Where a line holds the string "from", return that line.
--- Start of Dataset rows ---
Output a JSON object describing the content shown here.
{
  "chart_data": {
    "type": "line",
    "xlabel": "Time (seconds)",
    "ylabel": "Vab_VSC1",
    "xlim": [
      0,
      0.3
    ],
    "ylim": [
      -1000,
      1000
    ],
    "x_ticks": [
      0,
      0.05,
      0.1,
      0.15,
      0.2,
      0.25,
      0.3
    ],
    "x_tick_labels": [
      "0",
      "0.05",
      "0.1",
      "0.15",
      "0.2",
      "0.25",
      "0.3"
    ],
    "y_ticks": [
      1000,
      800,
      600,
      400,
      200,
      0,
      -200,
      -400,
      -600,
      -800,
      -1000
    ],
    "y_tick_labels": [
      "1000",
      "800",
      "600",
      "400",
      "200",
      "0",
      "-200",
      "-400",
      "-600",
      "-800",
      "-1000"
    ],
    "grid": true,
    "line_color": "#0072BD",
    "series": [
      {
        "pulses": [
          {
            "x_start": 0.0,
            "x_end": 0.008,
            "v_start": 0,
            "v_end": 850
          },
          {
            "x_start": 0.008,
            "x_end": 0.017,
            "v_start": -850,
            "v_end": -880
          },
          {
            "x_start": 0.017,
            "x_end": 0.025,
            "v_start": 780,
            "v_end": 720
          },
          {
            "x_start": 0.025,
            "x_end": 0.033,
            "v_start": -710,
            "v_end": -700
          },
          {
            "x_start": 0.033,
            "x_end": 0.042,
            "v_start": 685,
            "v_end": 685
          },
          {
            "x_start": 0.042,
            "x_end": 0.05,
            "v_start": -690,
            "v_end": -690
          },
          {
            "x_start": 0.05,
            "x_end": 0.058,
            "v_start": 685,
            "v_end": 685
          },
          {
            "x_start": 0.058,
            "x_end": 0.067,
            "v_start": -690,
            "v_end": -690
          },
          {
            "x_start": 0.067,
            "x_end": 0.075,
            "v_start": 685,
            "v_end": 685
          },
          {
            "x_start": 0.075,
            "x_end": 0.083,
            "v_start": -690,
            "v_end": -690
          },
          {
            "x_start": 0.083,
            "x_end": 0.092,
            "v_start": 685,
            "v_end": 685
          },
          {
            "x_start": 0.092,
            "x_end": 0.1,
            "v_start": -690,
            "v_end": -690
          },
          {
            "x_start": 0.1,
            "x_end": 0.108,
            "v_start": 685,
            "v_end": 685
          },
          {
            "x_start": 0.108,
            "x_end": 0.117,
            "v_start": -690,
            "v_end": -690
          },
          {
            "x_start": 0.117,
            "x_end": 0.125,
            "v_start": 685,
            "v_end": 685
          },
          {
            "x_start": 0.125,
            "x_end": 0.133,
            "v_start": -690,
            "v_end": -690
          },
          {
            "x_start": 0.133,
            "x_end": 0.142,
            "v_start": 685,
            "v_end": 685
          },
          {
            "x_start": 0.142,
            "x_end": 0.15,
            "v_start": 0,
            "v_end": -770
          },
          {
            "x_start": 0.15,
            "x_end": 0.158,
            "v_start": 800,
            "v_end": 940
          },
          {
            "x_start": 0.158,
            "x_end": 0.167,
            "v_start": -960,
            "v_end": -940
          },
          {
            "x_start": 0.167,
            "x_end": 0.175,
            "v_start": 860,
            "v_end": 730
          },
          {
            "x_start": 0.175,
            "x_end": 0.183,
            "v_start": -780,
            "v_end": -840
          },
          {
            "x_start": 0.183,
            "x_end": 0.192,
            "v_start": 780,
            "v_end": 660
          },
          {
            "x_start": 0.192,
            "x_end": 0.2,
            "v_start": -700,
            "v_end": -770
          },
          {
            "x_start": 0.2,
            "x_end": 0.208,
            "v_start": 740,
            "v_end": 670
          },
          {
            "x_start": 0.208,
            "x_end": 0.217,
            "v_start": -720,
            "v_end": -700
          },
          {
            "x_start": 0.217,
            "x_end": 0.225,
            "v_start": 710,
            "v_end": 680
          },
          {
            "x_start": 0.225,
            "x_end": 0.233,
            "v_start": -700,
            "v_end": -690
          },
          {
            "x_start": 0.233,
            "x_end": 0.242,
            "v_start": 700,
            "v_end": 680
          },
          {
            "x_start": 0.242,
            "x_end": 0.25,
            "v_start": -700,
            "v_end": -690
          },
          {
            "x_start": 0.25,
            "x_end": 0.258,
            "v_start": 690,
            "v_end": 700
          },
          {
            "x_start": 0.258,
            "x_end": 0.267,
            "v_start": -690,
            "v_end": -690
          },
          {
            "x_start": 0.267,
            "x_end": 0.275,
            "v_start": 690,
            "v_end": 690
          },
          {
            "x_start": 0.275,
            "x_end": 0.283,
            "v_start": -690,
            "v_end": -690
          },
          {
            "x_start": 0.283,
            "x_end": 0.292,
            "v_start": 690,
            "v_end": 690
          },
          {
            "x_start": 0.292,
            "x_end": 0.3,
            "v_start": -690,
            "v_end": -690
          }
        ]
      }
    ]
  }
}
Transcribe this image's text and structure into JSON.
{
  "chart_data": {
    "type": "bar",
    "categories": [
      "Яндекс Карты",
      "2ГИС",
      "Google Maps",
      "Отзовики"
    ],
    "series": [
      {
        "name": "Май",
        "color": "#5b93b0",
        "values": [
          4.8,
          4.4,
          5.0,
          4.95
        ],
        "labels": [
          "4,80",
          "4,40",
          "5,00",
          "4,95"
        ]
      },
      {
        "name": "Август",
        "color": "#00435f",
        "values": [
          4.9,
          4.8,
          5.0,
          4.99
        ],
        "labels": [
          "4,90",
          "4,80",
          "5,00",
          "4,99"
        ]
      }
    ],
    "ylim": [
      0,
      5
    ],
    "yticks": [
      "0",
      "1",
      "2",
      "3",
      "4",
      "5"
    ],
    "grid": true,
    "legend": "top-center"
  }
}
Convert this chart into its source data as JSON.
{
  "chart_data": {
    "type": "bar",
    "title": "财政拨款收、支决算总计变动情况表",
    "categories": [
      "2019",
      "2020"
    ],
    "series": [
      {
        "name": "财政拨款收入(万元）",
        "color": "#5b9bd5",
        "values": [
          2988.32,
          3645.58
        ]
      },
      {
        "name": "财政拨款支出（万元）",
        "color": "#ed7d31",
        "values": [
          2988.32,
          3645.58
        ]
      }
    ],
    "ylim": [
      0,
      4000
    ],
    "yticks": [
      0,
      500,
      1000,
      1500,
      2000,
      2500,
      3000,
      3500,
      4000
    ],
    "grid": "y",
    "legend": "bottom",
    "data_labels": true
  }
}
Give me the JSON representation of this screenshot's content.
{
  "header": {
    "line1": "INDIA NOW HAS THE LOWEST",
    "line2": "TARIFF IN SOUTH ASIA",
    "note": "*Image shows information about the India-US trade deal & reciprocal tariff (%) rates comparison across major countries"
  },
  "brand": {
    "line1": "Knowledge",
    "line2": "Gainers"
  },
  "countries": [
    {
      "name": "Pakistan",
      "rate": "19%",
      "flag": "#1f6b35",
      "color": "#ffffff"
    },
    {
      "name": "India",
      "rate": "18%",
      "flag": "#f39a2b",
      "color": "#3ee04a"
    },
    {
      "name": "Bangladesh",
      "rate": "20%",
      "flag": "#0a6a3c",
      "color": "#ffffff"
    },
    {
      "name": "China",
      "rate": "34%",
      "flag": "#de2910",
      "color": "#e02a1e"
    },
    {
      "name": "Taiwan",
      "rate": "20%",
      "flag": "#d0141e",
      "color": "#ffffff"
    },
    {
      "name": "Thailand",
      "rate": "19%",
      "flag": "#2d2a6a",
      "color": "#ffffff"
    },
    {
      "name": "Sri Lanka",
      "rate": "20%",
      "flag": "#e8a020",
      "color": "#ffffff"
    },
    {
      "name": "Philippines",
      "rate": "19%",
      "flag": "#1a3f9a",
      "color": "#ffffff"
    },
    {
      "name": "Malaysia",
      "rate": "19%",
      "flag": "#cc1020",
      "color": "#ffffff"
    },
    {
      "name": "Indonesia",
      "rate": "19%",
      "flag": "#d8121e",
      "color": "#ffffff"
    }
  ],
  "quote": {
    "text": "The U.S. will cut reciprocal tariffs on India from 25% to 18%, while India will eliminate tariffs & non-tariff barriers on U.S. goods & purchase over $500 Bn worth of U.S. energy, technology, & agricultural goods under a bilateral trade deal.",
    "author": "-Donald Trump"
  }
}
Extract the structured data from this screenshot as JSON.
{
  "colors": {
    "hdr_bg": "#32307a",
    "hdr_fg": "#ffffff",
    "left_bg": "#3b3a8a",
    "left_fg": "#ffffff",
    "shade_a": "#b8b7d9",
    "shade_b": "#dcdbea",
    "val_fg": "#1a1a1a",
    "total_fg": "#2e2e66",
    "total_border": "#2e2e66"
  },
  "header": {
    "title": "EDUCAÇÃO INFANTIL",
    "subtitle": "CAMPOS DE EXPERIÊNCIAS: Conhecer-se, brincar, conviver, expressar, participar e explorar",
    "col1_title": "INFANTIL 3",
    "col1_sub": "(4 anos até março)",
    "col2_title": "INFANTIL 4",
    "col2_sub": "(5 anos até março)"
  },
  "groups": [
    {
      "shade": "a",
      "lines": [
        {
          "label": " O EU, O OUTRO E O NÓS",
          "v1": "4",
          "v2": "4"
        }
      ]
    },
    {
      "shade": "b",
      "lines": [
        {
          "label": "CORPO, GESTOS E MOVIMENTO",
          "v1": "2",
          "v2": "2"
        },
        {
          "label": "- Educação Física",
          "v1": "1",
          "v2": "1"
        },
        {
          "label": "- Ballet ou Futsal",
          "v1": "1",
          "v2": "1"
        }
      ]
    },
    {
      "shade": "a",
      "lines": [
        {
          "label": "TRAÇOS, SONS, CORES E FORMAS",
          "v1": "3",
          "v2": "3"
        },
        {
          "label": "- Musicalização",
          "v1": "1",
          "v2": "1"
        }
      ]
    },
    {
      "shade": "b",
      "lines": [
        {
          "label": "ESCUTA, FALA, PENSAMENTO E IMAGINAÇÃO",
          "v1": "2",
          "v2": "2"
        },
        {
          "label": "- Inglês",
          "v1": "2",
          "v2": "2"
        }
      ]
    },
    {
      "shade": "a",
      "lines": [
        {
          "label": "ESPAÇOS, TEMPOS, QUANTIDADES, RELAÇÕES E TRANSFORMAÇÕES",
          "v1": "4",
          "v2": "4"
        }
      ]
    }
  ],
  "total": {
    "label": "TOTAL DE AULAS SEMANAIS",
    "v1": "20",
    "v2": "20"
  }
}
--- End of Dataset rows ---
▶ Solution
    "text": "The U.S. will cut reciprocal tariffs on India from 25% to 18%, while India will eliminate tariffs & non-tariff barriers on U.S. goods & purchase over $500 Bn worth of U.S. energy, technology, & agricultural goods under a bilateral trade deal.",
Extract the structured data from this screenshot as JSON.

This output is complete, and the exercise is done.